* **WHAT IS ASKED**
Restate every entry word for word.

--- START DATA SUPPLIED ---

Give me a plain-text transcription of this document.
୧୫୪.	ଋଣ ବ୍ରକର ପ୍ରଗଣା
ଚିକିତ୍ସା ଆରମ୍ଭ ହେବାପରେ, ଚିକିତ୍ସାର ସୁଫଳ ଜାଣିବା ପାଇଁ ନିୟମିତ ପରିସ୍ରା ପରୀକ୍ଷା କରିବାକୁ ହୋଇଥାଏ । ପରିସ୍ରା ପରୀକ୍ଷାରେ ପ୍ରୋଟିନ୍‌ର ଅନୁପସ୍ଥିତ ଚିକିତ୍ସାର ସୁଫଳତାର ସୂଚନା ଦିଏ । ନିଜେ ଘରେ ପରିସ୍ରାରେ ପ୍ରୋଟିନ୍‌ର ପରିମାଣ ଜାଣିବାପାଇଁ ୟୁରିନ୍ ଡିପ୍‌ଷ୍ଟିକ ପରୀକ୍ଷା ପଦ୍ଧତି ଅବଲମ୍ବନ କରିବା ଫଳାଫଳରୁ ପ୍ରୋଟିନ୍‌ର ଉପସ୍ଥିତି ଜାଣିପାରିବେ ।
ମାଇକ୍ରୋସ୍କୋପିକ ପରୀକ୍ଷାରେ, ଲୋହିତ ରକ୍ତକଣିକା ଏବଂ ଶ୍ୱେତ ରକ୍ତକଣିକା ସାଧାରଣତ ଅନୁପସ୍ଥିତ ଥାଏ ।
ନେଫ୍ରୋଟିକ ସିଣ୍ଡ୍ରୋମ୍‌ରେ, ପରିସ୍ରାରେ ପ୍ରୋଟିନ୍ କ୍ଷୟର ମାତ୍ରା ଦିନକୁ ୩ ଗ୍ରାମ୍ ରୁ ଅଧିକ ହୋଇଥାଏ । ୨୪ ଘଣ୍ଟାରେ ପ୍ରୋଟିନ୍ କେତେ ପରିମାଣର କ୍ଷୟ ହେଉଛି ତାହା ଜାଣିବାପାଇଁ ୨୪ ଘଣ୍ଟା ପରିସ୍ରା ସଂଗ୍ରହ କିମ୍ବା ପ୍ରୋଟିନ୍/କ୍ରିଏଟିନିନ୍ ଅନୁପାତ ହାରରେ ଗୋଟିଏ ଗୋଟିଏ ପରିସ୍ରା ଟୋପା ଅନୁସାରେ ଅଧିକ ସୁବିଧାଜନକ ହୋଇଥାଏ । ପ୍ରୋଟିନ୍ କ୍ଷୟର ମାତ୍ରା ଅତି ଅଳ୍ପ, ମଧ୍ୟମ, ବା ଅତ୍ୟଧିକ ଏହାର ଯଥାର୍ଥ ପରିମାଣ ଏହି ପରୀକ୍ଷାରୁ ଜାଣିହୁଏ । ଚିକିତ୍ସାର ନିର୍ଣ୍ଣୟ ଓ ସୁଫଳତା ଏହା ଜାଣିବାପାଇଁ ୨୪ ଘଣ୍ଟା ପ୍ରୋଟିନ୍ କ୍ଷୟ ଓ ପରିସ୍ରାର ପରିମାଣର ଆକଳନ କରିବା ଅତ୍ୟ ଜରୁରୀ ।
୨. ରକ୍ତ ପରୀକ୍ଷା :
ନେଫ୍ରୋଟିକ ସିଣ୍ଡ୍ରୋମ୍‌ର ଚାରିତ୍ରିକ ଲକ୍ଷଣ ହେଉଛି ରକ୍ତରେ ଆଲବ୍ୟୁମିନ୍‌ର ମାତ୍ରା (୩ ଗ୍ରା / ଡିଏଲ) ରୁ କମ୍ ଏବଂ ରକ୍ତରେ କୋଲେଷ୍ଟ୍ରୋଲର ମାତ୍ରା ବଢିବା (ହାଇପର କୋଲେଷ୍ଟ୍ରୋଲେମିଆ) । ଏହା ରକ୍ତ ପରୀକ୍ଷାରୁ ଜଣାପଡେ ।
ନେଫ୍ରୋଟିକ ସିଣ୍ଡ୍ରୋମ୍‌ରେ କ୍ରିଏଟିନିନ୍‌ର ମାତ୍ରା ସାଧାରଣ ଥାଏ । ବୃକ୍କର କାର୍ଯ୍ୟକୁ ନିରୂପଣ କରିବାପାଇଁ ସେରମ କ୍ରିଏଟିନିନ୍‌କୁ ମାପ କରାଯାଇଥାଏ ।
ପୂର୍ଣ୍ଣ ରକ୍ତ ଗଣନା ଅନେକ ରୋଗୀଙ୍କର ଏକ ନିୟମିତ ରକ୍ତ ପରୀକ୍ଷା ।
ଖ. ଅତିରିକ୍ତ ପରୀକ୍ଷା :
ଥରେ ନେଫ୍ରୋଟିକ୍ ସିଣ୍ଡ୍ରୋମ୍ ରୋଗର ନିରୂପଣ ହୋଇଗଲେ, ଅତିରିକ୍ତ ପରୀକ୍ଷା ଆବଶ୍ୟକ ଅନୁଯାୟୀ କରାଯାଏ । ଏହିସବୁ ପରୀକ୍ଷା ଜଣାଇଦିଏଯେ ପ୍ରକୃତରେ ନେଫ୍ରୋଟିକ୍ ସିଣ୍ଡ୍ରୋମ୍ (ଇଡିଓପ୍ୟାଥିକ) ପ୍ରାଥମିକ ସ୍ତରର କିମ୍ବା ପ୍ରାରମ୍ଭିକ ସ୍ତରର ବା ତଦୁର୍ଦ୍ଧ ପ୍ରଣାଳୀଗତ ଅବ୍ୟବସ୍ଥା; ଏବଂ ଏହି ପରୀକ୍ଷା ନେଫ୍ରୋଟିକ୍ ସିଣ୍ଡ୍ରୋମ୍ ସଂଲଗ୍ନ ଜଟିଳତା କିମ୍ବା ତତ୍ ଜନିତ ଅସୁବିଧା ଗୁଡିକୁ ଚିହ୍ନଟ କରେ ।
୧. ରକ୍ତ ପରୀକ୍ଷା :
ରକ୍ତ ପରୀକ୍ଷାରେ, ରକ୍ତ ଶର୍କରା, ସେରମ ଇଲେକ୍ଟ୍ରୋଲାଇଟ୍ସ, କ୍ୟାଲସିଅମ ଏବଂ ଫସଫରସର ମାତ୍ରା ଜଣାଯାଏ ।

--- END DATA SUPPLIED ---

* **COMPLETE RESPONSE**
Give me a plain-text transcription of this document.
୧୫୪.	ଋଣ ବ୍ରକର ପ୍ରଗଣା
ଚିକିତ୍ସା ଆରମ୍ଭ ହେବାପରେ, ଚିକିତ୍ସାର ସୁଫଳ ଜାଣିବା ପାଇଁ ନିୟମିତ ପରିସ୍ରା ପରୀକ୍ଷା କରିବାକୁ ହୋଇଥାଏ । ପରିସ୍ରା ପରୀକ୍ଷାରେ ପ୍ରୋଟିନ୍‌ର ଅନୁପସ୍ଥିତ ଚିକିତ୍ସାର ସୁଫଳତାର ସୂଚନା ଦିଏ । ନିଜେ ଘରେ ପରିସ୍ରାରେ ପ୍ରୋଟିନ୍‌ର ପରିମାଣ ଜାଣିବାପାଇଁ ୟୁରିନ୍ ଡିପ୍‌ଷ୍ଟିକ ପରୀକ୍ଷା ପଦ୍ଧତି ଅବଲମ୍ବନ କରିବା ଫଳାଫଳରୁ ପ୍ରୋଟିନ୍‌ର ଉପସ୍ଥିତି ଜାଣିପାରିବେ ।
ମାଇକ୍ରୋସ୍କୋପିକ ପରୀକ୍ଷାରେ, ଲୋହିତ ରକ୍ତକଣିକା ଏବଂ ଶ୍ୱେତ ରକ୍ତକଣିକା ସାଧାରଣତ ଅନୁପସ୍ଥିତ ଥାଏ ।
ନେଫ୍ରୋଟିକ ସିଣ୍ଡ୍ରୋମ୍‌ରେ, ପରିସ୍ରାରେ ପ୍ରୋଟିନ୍ କ୍ଷୟର ମାତ୍ରା ଦିନକୁ ୩ ଗ୍ରାମ୍ ରୁ ଅଧିକ ହୋଇଥାଏ । ୨୪ ଘଣ୍ଟାରେ ପ୍ରୋଟିନ୍ କେତେ ପରିମାଣର କ୍ଷୟ ହେଉଛି ତାହା ଜାଣିବାପାଇଁ ୨୪ ଘଣ୍ଟା ପରିସ୍ରା ସଂଗ୍ରହ କିମ୍ବା ପ୍ରୋଟିନ୍/କ୍ରିଏଟିନିନ୍ ଅନୁପାତ ହାରରେ ଗୋଟିଏ ଗୋଟିଏ ପରିସ୍ରା ଟୋପା ଅନୁସାରେ ଅଧିକ ସୁବିଧାଜନକ ହୋଇଥାଏ । ପ୍ରୋଟିନ୍ କ୍ଷୟର ମାତ୍ରା ଅତି ଅଳ୍ପ, ମଧ୍ୟମ, ବା ଅତ୍ୟଧିକ ଏହାର ଯଥାର୍ଥ ପରିମାଣ ଏହି ପରୀକ୍ଷାରୁ ଜାଣିହୁଏ । ଚିକିତ୍ସାର ନିର୍ଣ୍ଣୟ ଓ ସୁଫଳତା ଏହା ଜାଣିବାପାଇଁ ୨୪ ଘଣ୍ଟା ପ୍ରୋଟିନ୍ କ୍ଷୟ ଓ ପରିସ୍ରାର ପରିମାଣର ଆକଳନ କରିବା ଅତ୍ୟ ଜରୁରୀ ।
୨. ରକ୍ତ ପରୀକ୍ଷା :
ନେଫ୍ରୋଟିକ ସିଣ୍ଡ୍ରୋମ୍‌ର ଚାରିତ୍ରିକ ଲକ୍ଷଣ ହେଉଛି ରକ୍ତରେ ଆଲବ୍ୟୁମିନ୍‌ର ମାତ୍ରା (୩ ଗ୍ରା / ଡିଏଲ) ରୁ କମ୍ ଏବଂ ରକ୍ତରେ କୋଲେଷ୍ଟ୍ରୋଲର ମାତ୍ରା ବଢିବା (ହାଇପର କୋଲେଷ୍ଟ୍ରୋଲେମିଆ) । ଏହା ରକ୍ତ ପରୀକ୍ଷାରୁ ଜଣାପଡେ ।
ନେଫ୍ରୋଟିକ ସିଣ୍ଡ୍ରୋମ୍‌ରେ କ୍ରିଏଟିନିନ୍‌ର ମାତ୍ରା ସାଧାରଣ ଥାଏ । ବୃକ୍କର କାର୍ଯ୍ୟକୁ ନିରୂପଣ କରିବାପାଇଁ ସେରମ କ୍ରିଏଟିନିନ୍‌କୁ ମାପ କରାଯାଇଥାଏ ।
ପୂର୍ଣ୍ଣ ରକ୍ତ ଗଣନା ଅନେକ ରୋଗୀଙ୍କର ଏକ ନିୟମିତ ରକ୍ତ ପରୀକ୍ଷା ।
ଖ. ଅତିରିକ୍ତ ପରୀକ୍ଷା :
ଥରେ ନେଫ୍ରୋଟିକ୍ ସିଣ୍ଡ୍ରୋମ୍ ରୋଗର ନିରୂପଣ ହୋଇଗଲେ, ଅତିରିକ୍ତ ପରୀକ୍ଷା ଆବଶ୍ୟକ ଅନୁଯାୟୀ କରାଯାଏ । ଏହିସବୁ ପରୀକ୍ଷା ଜଣାଇଦିଏଯେ ପ୍ରକୃତରେ ନେଫ୍ରୋଟିକ୍ ସିଣ୍ଡ୍ରୋମ୍ (ଇଡିଓପ୍ୟାଥିକ) ପ୍ରାଥମିକ ସ୍ତରର କିମ୍ବା ପ୍ରାରମ୍ଭିକ ସ୍ତରର ବା ତଦୁର୍ଦ୍ଧ ପ୍ରଣାଳୀଗତ ଅବ୍ୟବସ୍ଥା; ଏବଂ ଏହି ପରୀକ୍ଷା ନେଫ୍ରୋଟିକ୍ ସିଣ୍ଡ୍ରୋମ୍ ସଂଲଗ୍ନ ଜଟିଳତା କିମ୍ବା ତତ୍ ଜନିତ ଅସୁବିଧା ଗୁଡିକୁ ଚିହ୍ନଟ କରେ ।
୧. ରକ୍ତ ପରୀକ୍ଷା :
ରକ୍ତ ପରୀକ୍ଷାରେ, ରକ୍ତ ଶର୍କରା, ସେରମ ଇଲେକ୍ଟ୍ରୋଲାଇଟ୍ସ, କ୍ୟାଲସିଅମ ଏବଂ ଫସଫରସର ମାତ୍ରା ଜଣାଯାଏ ।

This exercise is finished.